[WRITTEN EXERCISE] In the material below, find each line holding the string "this" and copy it.

[EXERCISE MATERIAL]
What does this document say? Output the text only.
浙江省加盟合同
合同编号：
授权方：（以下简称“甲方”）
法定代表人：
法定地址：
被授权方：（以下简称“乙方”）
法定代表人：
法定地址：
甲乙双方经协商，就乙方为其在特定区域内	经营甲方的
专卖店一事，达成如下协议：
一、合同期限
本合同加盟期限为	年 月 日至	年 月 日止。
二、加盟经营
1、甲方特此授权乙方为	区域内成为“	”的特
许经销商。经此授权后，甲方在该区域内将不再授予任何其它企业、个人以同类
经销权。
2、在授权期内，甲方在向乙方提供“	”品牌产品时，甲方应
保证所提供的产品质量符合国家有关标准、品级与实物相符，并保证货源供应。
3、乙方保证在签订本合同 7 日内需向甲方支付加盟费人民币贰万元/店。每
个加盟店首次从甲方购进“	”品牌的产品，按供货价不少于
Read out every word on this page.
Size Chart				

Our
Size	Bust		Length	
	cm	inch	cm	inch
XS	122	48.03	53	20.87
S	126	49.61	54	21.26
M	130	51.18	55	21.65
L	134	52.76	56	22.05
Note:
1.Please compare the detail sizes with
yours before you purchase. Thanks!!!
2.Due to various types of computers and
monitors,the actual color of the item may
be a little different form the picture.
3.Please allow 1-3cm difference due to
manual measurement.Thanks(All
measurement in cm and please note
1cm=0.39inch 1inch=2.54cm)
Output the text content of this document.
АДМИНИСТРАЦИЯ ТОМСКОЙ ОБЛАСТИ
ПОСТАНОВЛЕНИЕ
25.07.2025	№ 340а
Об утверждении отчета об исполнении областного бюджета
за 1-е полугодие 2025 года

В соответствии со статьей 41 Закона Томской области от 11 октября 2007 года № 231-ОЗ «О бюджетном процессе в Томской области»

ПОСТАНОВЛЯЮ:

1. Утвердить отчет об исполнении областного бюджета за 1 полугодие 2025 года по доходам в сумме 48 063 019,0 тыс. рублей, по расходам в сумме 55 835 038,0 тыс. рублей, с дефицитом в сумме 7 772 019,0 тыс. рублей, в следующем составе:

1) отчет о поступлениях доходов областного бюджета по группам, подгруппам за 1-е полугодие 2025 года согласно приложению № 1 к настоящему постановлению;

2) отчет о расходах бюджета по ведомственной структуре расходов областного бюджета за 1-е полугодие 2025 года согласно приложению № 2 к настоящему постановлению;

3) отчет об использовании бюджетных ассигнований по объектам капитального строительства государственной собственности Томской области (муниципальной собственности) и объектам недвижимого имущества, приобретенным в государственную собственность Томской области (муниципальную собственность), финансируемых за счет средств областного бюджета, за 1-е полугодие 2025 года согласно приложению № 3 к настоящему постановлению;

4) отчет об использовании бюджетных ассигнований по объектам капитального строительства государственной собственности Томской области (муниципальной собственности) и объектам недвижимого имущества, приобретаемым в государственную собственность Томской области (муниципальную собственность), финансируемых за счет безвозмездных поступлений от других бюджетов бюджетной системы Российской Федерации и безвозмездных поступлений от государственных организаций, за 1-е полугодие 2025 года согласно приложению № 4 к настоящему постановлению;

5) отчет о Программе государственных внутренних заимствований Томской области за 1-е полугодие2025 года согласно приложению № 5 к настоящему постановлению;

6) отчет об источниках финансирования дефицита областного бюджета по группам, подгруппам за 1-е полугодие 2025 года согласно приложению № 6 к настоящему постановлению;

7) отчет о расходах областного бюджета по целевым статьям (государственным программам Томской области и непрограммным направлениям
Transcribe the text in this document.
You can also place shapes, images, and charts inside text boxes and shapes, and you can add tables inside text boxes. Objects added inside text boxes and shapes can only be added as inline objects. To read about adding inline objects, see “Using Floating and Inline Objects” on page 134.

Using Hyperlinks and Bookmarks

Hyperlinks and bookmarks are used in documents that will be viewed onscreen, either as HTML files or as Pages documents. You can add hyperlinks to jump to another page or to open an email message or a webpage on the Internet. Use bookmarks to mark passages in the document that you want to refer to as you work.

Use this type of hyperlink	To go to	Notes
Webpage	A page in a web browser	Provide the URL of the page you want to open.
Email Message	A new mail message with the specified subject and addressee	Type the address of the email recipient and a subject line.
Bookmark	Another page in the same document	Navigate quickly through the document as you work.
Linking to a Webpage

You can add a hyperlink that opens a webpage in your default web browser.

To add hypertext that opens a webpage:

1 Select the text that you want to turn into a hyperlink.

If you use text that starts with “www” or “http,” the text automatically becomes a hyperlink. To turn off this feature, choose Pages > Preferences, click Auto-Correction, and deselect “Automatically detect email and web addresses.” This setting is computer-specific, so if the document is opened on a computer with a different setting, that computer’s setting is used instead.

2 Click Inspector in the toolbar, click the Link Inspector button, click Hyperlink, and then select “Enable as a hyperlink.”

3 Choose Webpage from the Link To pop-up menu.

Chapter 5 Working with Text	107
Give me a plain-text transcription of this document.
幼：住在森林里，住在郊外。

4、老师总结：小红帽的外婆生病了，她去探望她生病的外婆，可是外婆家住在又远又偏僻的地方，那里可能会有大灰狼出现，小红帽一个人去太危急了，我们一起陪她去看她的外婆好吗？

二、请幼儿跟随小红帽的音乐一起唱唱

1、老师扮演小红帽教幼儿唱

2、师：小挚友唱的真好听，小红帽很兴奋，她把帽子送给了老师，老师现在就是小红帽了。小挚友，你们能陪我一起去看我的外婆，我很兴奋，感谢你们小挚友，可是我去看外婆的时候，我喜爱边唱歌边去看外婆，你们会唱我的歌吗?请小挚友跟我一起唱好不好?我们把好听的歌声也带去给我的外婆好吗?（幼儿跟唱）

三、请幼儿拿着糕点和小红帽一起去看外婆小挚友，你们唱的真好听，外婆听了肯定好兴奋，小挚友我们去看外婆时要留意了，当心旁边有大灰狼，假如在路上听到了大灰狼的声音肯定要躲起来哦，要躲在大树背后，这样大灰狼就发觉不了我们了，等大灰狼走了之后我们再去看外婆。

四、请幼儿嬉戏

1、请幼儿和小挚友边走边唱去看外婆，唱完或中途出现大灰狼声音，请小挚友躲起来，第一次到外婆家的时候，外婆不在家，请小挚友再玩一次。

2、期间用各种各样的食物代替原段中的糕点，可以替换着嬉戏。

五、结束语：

[WRITTEN ANSWER]
What does this document say? Output the text only.
Read out every word on this page.
Output the text content of this document.
Transcribe the text in this document.
Use this type of hyperlink	To go to	Notes
If you use text that starts with “www” or “http,” the text automatically becomes a hyperlink. To turn off this feature, choose Pages > Preferences, click Auto-Correction, and deselect “Automatically detect email and web addresses.” This setting is computer-specific, so if the document is opened on a computer with a different setting, that computer’s setting is used instead.
Give me a plain-text transcription of this document.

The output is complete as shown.